# Records for processing
☆ ☆ ☆ ☆ ☆ ☆ ☆
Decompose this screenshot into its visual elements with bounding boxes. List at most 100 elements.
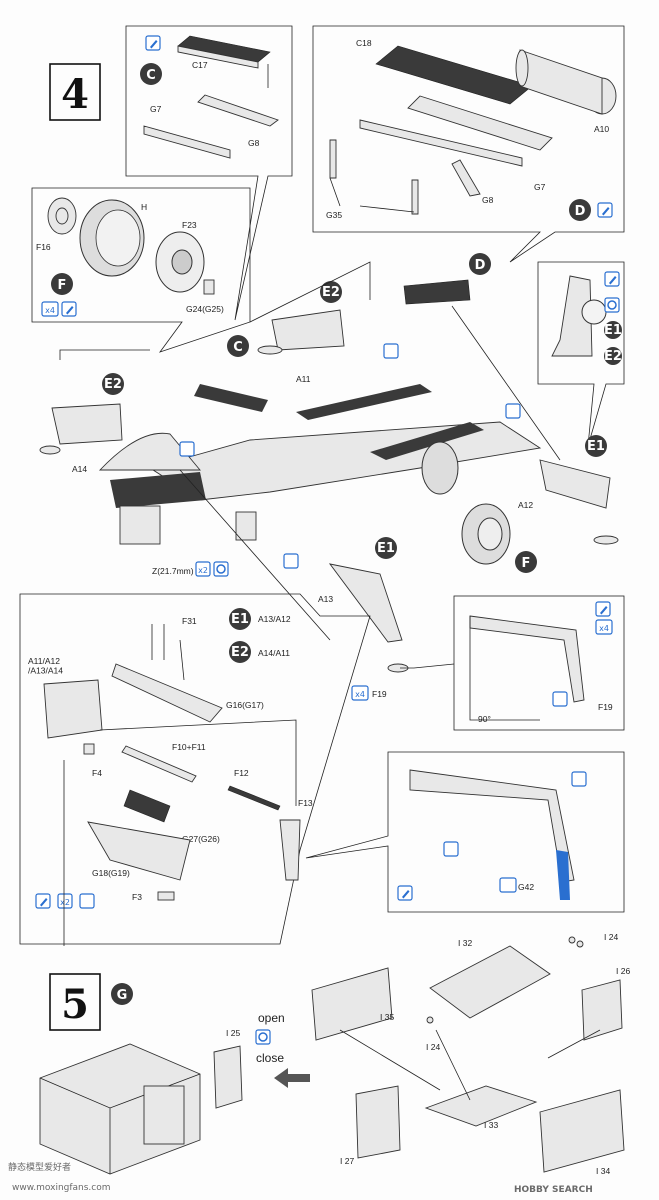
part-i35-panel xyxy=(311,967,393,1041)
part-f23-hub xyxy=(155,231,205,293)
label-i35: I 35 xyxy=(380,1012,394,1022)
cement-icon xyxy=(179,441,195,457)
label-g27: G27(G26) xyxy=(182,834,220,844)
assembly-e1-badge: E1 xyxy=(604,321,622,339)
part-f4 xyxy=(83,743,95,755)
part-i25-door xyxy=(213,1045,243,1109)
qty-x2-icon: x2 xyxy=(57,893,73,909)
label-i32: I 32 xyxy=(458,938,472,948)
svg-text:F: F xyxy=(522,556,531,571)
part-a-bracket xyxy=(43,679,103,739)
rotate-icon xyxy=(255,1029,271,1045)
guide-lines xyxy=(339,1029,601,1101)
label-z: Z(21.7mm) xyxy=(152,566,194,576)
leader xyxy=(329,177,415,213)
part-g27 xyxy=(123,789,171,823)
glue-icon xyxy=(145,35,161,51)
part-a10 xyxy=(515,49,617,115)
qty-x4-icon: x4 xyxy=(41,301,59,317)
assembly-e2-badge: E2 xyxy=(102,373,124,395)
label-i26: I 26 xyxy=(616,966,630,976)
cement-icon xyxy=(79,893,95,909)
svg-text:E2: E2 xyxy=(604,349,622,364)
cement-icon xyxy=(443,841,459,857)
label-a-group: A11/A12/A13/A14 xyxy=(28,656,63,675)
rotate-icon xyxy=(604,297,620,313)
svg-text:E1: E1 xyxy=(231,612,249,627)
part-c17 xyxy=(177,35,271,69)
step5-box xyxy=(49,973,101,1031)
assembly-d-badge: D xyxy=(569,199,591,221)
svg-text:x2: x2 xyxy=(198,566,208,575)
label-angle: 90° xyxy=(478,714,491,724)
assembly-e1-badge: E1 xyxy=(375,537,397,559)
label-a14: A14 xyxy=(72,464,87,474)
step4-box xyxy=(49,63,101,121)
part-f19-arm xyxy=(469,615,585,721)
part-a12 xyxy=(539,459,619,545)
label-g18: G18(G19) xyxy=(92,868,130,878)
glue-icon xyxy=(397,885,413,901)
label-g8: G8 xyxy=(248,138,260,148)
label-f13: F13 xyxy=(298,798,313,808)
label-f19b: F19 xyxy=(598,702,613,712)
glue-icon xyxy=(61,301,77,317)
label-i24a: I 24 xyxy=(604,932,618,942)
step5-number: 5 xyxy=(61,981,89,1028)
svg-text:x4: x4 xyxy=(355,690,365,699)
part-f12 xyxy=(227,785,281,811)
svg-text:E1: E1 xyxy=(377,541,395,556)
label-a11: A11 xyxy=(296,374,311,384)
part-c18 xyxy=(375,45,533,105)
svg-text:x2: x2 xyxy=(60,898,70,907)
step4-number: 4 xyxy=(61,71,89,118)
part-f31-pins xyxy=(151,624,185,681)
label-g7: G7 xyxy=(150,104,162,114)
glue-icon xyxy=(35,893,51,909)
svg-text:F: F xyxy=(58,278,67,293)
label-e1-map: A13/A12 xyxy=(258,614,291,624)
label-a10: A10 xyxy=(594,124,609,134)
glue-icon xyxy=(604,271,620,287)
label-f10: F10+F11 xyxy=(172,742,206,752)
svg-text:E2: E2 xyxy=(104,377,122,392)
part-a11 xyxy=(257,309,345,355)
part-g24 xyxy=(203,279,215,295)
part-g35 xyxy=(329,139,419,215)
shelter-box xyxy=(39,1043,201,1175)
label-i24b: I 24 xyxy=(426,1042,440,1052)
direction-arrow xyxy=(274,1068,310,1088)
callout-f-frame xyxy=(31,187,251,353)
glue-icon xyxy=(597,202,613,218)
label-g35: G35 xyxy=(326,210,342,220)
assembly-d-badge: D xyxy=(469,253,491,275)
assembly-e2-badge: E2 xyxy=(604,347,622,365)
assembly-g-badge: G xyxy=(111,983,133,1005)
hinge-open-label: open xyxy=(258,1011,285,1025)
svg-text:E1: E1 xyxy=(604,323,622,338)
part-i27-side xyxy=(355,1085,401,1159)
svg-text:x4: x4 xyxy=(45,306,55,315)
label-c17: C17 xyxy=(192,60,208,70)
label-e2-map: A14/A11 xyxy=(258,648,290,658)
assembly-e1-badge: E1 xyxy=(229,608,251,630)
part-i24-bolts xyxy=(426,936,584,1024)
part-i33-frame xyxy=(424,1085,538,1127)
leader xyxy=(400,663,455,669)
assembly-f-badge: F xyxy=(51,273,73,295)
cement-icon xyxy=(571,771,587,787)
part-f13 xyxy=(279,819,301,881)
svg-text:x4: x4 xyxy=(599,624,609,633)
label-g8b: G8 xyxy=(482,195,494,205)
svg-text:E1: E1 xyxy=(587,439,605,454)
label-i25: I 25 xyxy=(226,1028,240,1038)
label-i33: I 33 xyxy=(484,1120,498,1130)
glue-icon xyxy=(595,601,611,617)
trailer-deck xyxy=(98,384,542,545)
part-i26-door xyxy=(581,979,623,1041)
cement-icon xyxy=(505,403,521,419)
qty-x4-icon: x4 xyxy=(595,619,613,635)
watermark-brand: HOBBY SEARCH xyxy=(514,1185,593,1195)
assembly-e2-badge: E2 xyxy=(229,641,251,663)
☆ ☆ ☆ ☆ ☆ ☆ ☆
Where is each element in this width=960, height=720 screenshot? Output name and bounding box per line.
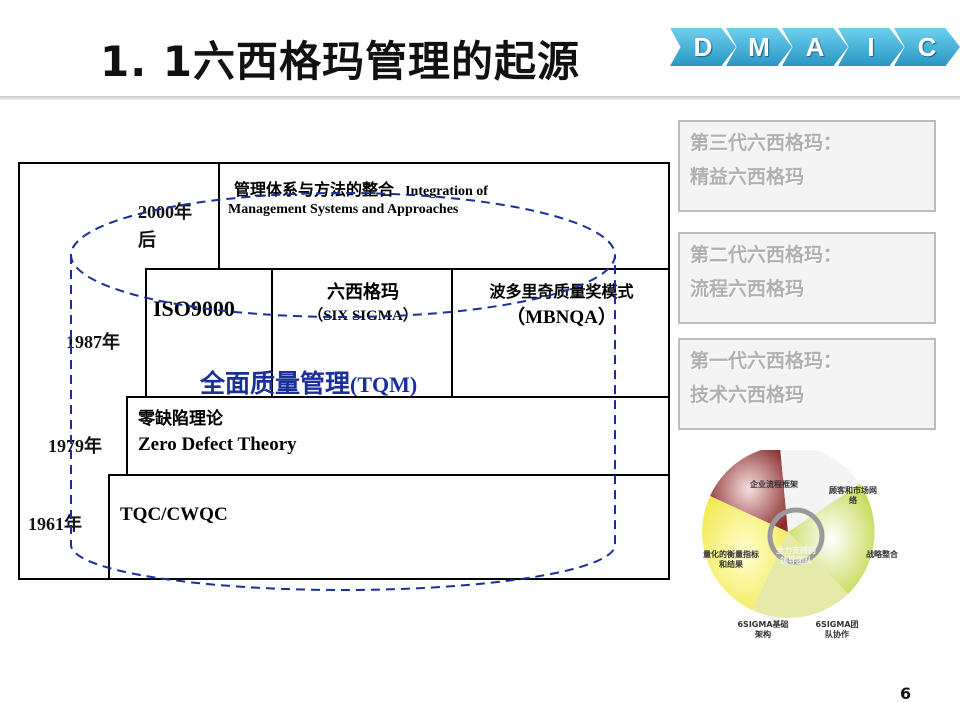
☆ ☆ ☆ ☆ ☆ ☆ ☆
# Task details
Repeat the entries starting at the line containing "Decompose this screenshot" and ending at the line containing "qty-x2-icon: x2 xyxy=(57,893,73,909)", without the picture.

# Result of this task
Decompose this screenshot into its visual elements with bounding boxes. List at most 100 elements.
part-i35-panel xyxy=(311,967,393,1041)
part-f23-hub xyxy=(155,231,205,293)
label-i35: I 35 xyxy=(380,1012,394,1022)
cement-icon xyxy=(179,441,195,457)
label-g27: G27(G26) xyxy=(182,834,220,844)
assembly-e1-badge: E1 xyxy=(604,321,622,339)
part-f4 xyxy=(83,743,95,755)
part-i25-door xyxy=(213,1045,243,1109)
qty-x2-icon: x2 xyxy=(57,893,73,909)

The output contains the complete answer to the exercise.